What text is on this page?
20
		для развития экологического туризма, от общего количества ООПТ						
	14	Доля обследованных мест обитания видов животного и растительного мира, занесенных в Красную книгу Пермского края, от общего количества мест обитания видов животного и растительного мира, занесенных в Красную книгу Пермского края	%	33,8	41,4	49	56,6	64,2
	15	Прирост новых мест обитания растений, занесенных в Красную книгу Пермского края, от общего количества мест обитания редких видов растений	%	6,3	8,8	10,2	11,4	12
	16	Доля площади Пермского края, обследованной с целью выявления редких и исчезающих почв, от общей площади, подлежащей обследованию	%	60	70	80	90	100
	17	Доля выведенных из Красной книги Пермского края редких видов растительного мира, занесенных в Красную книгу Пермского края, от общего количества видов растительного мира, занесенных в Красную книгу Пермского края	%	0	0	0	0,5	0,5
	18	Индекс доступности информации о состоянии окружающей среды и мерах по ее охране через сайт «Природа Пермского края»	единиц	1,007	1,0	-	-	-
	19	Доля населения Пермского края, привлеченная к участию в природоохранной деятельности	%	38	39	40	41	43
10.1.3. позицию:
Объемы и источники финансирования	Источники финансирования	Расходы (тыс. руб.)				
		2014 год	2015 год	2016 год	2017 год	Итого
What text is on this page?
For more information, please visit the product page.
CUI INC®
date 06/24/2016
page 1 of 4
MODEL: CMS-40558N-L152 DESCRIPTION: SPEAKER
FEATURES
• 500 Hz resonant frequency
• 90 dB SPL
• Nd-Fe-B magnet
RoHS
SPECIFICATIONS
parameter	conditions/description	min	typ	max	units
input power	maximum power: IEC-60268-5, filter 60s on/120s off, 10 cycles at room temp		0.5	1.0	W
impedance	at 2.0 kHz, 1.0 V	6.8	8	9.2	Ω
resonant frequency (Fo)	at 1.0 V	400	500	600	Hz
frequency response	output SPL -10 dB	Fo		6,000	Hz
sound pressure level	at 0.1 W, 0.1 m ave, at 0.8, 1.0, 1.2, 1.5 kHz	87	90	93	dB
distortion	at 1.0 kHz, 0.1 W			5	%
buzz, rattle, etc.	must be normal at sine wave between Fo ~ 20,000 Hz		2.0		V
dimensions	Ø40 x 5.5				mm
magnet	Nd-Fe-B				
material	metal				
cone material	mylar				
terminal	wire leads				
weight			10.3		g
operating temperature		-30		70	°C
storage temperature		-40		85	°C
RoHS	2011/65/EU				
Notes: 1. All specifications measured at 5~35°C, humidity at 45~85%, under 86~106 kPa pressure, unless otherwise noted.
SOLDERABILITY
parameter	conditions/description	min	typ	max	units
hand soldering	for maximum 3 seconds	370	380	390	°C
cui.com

---------------

• **Exercise aim**: Write out every line from the records above, word for word.

• **Output below**:
What text is on this page?
20
		для развития экологического туризма, от общего количества ООПТ						
	14	Доля обследованных мест обитания видов животного и растительного мира, занесенных в Красную книгу Пермского края, от общего количества мест обитания видов животного и растительного мира, занесенных в Красную книгу Пермского края	%	33,8	41,4	49	56,6	64,2
	15	Прирост новых мест обитания растений, занесенных в Красную книгу Пермского края, от общего количества мест обитания редких видов растений	%	6,3	8,8	10,2	11,4	12
	16	Доля площади Пермского края, обследованной с целью выявления редких и исчезающих почв, от общей площади, подлежащей обследованию	%	60	70	80	90	100
	17	Доля выведенных из Красной книги Пермского края редких видов растительного мира, занесенных в Красную книгу Пермского края, от общего количества видов растительного мира, занесенных в Красную книгу Пермского края	%	0	0	0	0,5	0,5
	18	Индекс доступности информации о состоянии окружающей среды и мерах по ее охране через сайт «Природа Пермского края»	единиц	1,007	1,0	-	-	-
	19	Доля населения Пермского края, привлеченная к участию в природоохранной деятельности	%	38	39	40	41	43
10.1.3. позицию:
Объемы и источники финансирования	Источники финансирования	Расходы (тыс. руб.)				
		2014 год	2015 год	2016 год	2017 год	Итого
What text is on this page?
For more information, please visit the product page.
CUI INC®
date 06/24/2016
page 1 of 4
MODEL: CMS-40558N-L152 DESCRIPTION: SPEAKER
FEATURES
• 500 Hz resonant frequency
• 90 dB SPL
• Nd-Fe-B magnet
RoHS
SPECIFICATIONS
parameter	conditions/description	min	typ	max	units
input power	maximum power: IEC-60268-5, filter 60s on/120s off, 10 cycles at room temp		0.5	1.0	W
impedance	at 2.0 kHz, 1.0 V	6.8	8	9.2	Ω
resonant frequency (Fo)	at 1.0 V	400	500	600	Hz
frequency response	output SPL -10 dB	Fo		6,000	Hz
sound pressure level	at 0.1 W, 0.1 m ave, at 0.8, 1.0, 1.2, 1.5 kHz	87	90	93	dB
distortion	at 1.0 kHz, 0.1 W			5	%
buzz, rattle, etc.	must be normal at sine wave between Fo ~ 20,000 Hz		2.0		V
dimensions	Ø40 x 5.5				mm
magnet	Nd-Fe-B				
material	metal				
cone material	mylar				
terminal	wire leads				
weight			10.3		g
operating temperature		-30		70	°C
storage temperature		-40		85	°C
RoHS	2011/65/EU				
Notes: 1. All specifications measured at 5~35°C, humidity at 45~85%, under 86~106 kPa pressure, unless otherwise noted.
SOLDERABILITY
parameter	conditions/description	min	typ	max	units
hand soldering	for maximum 3 seconds	370	380	390	°C
cui.com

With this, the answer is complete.